▶ **Exercise objective**: From the listing below, pull each line that includes "help".

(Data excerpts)
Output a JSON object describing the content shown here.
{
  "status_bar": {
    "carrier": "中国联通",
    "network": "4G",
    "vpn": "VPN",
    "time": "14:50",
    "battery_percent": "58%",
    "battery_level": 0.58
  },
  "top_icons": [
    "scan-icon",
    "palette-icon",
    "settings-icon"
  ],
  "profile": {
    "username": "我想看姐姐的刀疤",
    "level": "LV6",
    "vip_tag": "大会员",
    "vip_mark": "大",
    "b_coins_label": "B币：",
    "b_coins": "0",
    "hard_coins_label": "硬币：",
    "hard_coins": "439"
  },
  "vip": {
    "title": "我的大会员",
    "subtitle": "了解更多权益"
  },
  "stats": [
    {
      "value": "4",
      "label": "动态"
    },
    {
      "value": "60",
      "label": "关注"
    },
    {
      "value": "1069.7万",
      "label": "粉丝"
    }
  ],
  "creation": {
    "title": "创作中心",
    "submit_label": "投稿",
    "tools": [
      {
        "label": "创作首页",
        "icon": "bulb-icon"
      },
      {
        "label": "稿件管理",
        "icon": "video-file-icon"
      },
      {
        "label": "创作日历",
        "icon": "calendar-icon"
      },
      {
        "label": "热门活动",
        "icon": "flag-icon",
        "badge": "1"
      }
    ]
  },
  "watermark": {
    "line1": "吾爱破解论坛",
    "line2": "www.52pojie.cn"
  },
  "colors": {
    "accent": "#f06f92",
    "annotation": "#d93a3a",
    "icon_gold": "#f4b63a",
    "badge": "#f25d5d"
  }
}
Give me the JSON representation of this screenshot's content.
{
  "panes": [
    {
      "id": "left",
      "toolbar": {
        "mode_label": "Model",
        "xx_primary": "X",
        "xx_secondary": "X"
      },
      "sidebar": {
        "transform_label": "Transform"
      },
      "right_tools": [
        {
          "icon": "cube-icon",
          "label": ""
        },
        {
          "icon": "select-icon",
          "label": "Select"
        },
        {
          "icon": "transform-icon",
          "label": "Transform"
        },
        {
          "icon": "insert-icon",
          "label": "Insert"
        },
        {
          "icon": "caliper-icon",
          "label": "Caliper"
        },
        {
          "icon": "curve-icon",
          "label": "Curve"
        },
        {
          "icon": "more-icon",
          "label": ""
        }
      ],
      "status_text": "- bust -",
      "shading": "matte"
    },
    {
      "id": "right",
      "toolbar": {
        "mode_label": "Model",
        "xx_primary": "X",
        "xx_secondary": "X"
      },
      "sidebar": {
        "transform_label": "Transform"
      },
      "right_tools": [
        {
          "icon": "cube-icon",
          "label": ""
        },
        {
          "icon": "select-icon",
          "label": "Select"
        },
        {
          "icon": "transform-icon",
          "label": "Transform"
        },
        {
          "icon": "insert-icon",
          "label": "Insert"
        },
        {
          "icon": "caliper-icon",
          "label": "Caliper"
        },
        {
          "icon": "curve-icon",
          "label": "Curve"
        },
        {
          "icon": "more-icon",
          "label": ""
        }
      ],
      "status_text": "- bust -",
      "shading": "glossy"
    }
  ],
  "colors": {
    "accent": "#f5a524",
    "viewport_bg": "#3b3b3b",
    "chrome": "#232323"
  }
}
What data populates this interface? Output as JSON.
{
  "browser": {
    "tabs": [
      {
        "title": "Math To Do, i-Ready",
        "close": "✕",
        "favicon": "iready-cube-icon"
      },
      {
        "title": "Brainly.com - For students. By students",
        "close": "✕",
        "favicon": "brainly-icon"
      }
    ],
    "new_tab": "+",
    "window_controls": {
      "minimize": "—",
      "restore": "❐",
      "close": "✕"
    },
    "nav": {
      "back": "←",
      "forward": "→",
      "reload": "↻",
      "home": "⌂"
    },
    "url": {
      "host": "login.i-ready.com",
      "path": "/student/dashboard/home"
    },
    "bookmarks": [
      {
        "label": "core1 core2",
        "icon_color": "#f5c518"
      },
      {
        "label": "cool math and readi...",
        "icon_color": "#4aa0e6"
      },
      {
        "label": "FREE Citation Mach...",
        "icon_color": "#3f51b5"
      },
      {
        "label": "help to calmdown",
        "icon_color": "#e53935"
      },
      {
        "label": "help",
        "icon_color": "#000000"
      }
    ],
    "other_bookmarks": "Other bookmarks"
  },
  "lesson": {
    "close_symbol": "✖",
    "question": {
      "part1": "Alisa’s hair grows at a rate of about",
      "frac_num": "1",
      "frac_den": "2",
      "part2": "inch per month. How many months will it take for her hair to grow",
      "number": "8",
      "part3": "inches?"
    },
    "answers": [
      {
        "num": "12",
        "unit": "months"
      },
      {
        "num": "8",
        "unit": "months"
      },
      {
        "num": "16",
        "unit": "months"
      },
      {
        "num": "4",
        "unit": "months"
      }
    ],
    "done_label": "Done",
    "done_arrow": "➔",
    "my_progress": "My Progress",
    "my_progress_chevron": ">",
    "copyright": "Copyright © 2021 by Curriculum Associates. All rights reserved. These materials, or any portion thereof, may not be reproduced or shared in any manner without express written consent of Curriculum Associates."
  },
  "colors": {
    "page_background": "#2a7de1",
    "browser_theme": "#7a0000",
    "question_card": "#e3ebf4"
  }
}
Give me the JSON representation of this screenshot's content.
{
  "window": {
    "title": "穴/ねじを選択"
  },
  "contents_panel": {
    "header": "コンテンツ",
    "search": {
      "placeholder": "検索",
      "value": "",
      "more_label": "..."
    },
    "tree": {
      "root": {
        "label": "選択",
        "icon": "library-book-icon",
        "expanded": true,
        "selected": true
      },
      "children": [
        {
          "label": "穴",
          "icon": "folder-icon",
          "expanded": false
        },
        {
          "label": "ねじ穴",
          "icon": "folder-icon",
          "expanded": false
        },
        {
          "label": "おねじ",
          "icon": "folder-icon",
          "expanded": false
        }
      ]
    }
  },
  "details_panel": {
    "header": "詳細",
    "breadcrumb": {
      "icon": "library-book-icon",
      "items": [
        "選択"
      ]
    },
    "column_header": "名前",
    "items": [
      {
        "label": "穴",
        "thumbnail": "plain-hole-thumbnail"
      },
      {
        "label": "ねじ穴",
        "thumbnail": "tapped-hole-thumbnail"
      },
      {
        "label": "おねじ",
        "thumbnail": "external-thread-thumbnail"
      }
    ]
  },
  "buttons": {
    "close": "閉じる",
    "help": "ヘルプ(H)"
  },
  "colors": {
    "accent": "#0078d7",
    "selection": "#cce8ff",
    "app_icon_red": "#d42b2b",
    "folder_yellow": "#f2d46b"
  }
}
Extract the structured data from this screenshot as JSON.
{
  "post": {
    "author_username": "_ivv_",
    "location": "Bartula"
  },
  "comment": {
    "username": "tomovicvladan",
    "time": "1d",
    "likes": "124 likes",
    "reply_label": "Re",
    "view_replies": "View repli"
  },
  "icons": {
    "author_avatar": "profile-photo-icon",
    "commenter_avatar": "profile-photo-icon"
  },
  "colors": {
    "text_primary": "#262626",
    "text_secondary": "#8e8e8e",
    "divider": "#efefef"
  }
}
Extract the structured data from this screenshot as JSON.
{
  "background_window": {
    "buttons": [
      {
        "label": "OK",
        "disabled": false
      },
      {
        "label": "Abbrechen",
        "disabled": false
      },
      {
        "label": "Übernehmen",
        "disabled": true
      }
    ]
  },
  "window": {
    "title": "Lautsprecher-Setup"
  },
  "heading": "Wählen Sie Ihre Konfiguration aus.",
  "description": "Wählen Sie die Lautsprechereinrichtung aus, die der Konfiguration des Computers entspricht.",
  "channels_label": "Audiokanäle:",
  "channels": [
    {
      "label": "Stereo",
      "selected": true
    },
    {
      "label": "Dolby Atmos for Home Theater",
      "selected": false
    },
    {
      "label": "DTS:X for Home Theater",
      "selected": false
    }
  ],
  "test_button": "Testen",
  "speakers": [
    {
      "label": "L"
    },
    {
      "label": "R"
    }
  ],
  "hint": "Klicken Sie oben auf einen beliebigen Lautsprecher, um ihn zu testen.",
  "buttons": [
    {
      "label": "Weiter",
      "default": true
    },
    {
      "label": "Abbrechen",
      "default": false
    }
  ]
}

▶ **Exercise response**:
        "label": "help to calmdown",
        "label": "help",
    "help": "ヘルプ(H)"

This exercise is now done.